_GIVEN TASK_
Each of the entries should be retyped precisely as it appears.

[Items from a data source]
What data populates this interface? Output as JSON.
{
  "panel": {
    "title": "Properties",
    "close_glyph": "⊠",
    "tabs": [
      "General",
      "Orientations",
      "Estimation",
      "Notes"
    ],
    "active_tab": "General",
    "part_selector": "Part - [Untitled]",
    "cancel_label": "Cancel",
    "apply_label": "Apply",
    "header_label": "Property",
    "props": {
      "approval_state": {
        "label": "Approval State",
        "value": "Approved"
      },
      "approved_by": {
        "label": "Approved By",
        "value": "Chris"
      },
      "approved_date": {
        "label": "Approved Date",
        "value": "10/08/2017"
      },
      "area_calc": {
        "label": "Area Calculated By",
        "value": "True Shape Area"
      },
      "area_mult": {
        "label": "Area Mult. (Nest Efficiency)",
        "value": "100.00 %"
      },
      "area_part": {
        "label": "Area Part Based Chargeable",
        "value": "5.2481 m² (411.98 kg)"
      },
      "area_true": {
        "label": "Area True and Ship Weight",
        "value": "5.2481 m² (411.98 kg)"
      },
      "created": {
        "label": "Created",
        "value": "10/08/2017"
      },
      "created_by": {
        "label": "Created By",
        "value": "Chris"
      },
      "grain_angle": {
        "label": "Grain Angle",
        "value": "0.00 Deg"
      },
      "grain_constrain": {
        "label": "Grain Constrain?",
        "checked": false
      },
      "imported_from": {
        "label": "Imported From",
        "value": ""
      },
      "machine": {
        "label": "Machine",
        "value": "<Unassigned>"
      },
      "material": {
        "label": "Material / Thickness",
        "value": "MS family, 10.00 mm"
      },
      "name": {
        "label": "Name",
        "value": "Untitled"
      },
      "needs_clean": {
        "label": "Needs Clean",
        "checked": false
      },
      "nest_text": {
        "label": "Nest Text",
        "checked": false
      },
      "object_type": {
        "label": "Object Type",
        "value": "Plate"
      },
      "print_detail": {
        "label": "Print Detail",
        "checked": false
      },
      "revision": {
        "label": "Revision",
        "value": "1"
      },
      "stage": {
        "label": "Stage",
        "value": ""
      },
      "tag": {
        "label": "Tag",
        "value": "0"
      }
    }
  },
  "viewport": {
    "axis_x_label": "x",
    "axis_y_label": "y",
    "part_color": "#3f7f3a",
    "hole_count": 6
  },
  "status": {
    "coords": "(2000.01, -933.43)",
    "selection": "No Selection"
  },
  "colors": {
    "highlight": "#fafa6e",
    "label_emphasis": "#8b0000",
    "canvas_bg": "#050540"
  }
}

_FINAL RESULT_
What data populates this interface? Output as JSON.
{
  "panel": {
    "title": "Properties",
    "close_glyph": "⊠",
    "tabs": [
      "General",
      "Orientations",
      "Estimation",
      "Notes"
    ],
    "active_tab": "General",
    "part_selector": "Part - [Untitled]",
    "cancel_label": "Cancel",
    "apply_label": "Apply",
    "header_label": "Property",
    "props": {
      "approval_state": {
        "label": "Approval State",
        "value": "Approved"
      },
      "approved_by": {
        "label": "Approved By",
        "value": "Chris"
      },
      "approved_date": {
        "label": "Approved Date",
        "value": "10/08/2017"
      },
      "area_calc": {
        "label": "Area Calculated By",
        "value": "True Shape Area"
      },
      "area_mult": {
        "label": "Area Mult. (Nest Efficiency)",
        "value": "100.00 %"
      },
      "area_part": {
        "label": "Area Part Based Chargeable",
        "value": "5.2481 m² (411.98 kg)"
      },
      "area_true": {
        "label": "Area True and Ship Weight",
        "value": "5.2481 m² (411.98 kg)"
      },
      "created": {
        "label": "Created",
        "value": "10/08/2017"
      },
      "created_by": {
        "label": "Created By",
        "value": "Chris"
      },
      "grain_angle": {
        "label": "Grain Angle",
        "value": "0.00 Deg"
      },
      "grain_constrain": {
        "label": "Grain Constrain?",
        "checked": false
      },
      "imported_from": {
        "label": "Imported From",
        "value": ""
      },
      "machine": {
        "label": "Machine",
        "value": "<Unassigned>"
      },
      "material": {
        "label": "Material / Thickness",
        "value": "MS family, 10.00 mm"
      },
      "name": {
        "label": "Name",
        "value": "Untitled"
      },
      "needs_clean": {
        "label": "Needs Clean",
        "checked": false
      },
      "nest_text": {
        "label": "Nest Text",
        "checked": false
      },
      "object_type": {
        "label": "Object Type",
        "value": "Plate"
      },
      "print_detail": {
        "label": "Print Detail",
        "checked": false
      },
      "revision": {
        "label": "Revision",
        "value": "1"
      },
      "stage": {
        "label": "Stage",
        "value": ""
      },
      "tag": {
        "label": "Tag",
        "value": "0"
      }
    }
  },
  "viewport": {
    "axis_x_label": "x",
    "axis_y_label": "y",
    "part_color": "#3f7f3a",
    "hole_count": 6
  },
  "status": {
    "coords": "(2000.01, -933.43)",
    "selection": "No Selection"
  },
  "colors": {
    "highlight": "#fafa6e",
    "label_emphasis": "#8b0000",
    "canvas_bg": "#050540"
  }
}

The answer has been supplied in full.